== What needs to be done ==
Repeat each line exactly as it is written.

━━ Records supplied

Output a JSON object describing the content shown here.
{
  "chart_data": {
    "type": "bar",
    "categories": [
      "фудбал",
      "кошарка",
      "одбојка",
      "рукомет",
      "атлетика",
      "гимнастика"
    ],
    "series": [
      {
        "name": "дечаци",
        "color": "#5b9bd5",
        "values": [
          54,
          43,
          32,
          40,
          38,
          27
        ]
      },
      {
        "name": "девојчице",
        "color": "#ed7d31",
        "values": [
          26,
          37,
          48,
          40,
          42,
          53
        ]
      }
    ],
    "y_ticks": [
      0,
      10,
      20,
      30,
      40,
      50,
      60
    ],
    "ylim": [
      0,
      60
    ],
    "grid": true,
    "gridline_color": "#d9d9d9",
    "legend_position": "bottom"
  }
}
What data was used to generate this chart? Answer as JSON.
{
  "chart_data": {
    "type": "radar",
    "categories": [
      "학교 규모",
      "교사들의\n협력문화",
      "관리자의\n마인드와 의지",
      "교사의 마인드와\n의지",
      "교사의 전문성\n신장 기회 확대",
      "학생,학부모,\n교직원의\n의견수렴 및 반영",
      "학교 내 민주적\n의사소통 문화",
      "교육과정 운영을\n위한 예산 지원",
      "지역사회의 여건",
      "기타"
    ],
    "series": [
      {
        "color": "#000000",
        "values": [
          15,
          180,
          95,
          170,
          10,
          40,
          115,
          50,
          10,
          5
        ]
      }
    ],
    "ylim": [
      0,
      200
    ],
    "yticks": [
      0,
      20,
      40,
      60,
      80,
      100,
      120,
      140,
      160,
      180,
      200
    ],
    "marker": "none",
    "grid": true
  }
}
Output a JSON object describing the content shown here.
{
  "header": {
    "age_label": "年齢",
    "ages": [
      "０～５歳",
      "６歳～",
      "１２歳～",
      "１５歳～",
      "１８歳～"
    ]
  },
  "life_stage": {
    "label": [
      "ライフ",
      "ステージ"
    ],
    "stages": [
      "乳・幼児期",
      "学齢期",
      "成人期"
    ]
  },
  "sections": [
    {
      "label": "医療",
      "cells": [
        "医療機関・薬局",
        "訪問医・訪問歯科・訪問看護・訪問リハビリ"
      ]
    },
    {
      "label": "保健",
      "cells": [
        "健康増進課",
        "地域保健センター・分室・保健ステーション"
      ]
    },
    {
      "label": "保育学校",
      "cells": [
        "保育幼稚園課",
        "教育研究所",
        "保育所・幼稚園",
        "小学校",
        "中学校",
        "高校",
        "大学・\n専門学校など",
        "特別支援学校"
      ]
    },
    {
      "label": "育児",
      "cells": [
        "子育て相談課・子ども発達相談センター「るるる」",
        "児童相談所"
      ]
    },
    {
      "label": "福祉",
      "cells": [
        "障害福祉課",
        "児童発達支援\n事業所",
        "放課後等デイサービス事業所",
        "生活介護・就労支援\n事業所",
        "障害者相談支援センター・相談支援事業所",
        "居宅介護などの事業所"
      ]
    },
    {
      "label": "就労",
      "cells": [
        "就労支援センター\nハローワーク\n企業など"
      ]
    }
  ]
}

━━━━

== Response to this exercise ==
Output a JSON object describing the content shown here.
{
  "chart_data": {
    "type": "bar",
    "categories": [
      "фудбал",
      "кошарка",
      "одбојка",
      "рукомет",
      "атлетика",
      "гимнастика"
    ],
    "series": [
      {
        "name": "дечаци",
        "color": "#5b9bd5",
        "values": [
          54,
          43,
          32,
          40,
          38,
          27
        ]
      },
      {
        "name": "девојчице",
        "color": "#ed7d31",
        "values": [
          26,
          37,
          48,
          40,
          42,
          53
        ]
      }
    ],
    "y_ticks": [
      0,
      10,
      20,
      30,
      40,
      50,
      60
    ],
    "ylim": [
      0,
      60
    ],
    "grid": true,
    "gridline_color": "#d9d9d9",
    "legend_position": "bottom"
  }
}
What data was used to generate this chart? Answer as JSON.
{
  "chart_data": {
    "type": "radar",
    "categories": [
      "학교 규모",
      "교사들의\n협력문화",
      "관리자의\n마인드와 의지",
      "교사의 마인드와\n의지",
      "교사의 전문성\n신장 기회 확대",
      "학생,학부모,\n교직원의\n의견수렴 및 반영",
      "학교 내 민주적\n의사소통 문화",
      "교육과정 운영을\n위한 예산 지원",
      "지역사회의 여건",
      "기타"
    ],
    "series": [
      {
        "color": "#000000",
        "values": [
          15,
          180,
          95,
          170,
          10,
          40,
          115,
          50,
          10,
          5
        ]
      }
    ],
    "ylim": [
      0,
      200
    ],
    "yticks": [
      0,
      20,
      40,
      60,
      80,
      100,
      120,
      140,
      160,
      180,
      200
    ],
    "marker": "none",
    "grid": true
  }
}
Output a JSON object describing the content shown here.
{
  "header": {
    "age_label": "年齢",
    "ages": [
      "０～５歳",
      "６歳～",
      "１２歳～",
      "１５歳～",
      "１８歳～"
    ]
  },
  "life_stage": {
    "label": [
      "ライフ",
      "ステージ"
    ],
    "stages": [
      "乳・幼児期",
      "学齢期",
      "成人期"
    ]
  },
  "sections": [
    {
      "label": "医療",
      "cells": [
        "医療機関・薬局",
        "訪問医・訪問歯科・訪問看護・訪問リハビリ"
      ]
    },
    {
      "label": "保健",
      "cells": [
        "健康増進課",
        "地域保健センター・分室・保健ステーション"
      ]
    },
    {
      "label": "保育学校",
      "cells": [
        "保育幼稚園課",
        "教育研究所",
        "保育所・幼稚園",
        "小学校",
        "中学校",
        "高校",
        "大学・\n専門学校など",
        "特別支援学校"
      ]
    },
    {
      "label": "育児",
      "cells": [
        "子育て相談課・子ども発達相談センター「るるる」",
        "児童相談所"
      ]
    },
    {
      "label": "福祉",
      "cells": [
        "障害福祉課",
        "児童発達支援\n事業所",
        "放課後等デイサービス事業所",
        "生活介護・就労支援\n事業所",
        "障害者相談支援センター・相談支援事業所",
        "居宅介護などの事業所"
      ]
    },
    {
      "label": "就労",
      "cells": [
        "就労支援センター\nハローワーク\n企業など"
      ]
    }
  ]
}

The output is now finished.